→ **SET PROBLEM**
Drop every picture, then transcribe the remaining data exactly.

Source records
*****

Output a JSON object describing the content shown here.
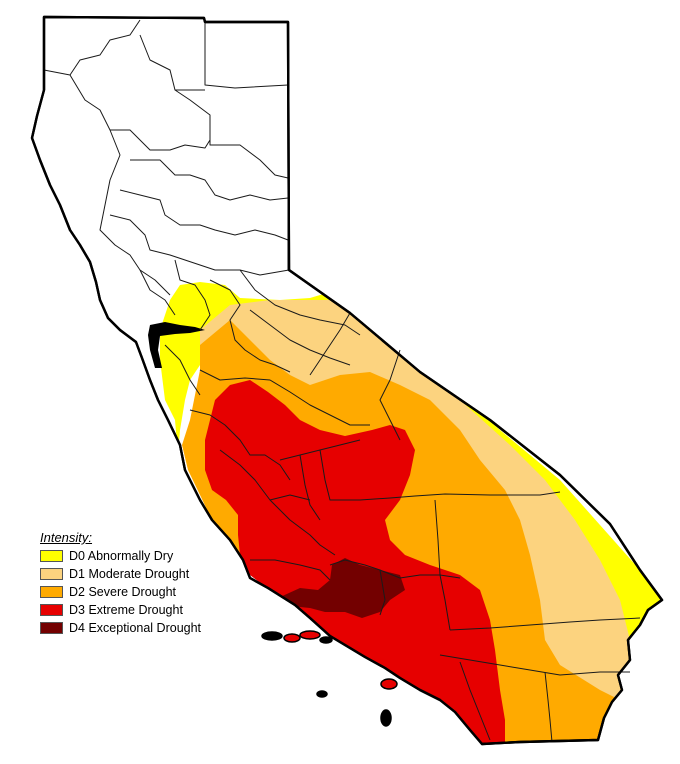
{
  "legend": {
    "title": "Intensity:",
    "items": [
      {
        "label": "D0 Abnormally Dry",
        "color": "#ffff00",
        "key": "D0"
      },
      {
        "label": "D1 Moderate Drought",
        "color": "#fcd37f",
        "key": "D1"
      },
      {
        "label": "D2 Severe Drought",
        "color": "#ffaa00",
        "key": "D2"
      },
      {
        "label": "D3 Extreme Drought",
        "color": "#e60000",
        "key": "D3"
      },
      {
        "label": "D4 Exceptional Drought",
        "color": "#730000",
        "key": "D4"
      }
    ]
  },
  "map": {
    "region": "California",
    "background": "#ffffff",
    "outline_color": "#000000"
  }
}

*****

→ **SOLUTION FOR THIS TASK**
Output a JSON object describing the content shown here.
{
  "legend": {
    "title": "Intensity:",
    "items": [
      {
        "label": "D0 Abnormally Dry",
        "color": "#ffff00",
        "key": "D0"
      },
      {
        "label": "D1 Moderate Drought",
        "color": "#fcd37f",
        "key": "D1"
      },
      {
        "label": "D2 Severe Drought",
        "color": "#ffaa00",
        "key": "D2"
      },
      {
        "label": "D3 Extreme Drought",
        "color": "#e60000",
        "key": "D3"
      },
      {
        "label": "D4 Exceptional Drought",
        "color": "#730000",
        "key": "D4"
      }
    ]
  },
  "map": {
    "region": "California",
    "background": "#ffffff",
    "outline_color": "#000000"
  }
}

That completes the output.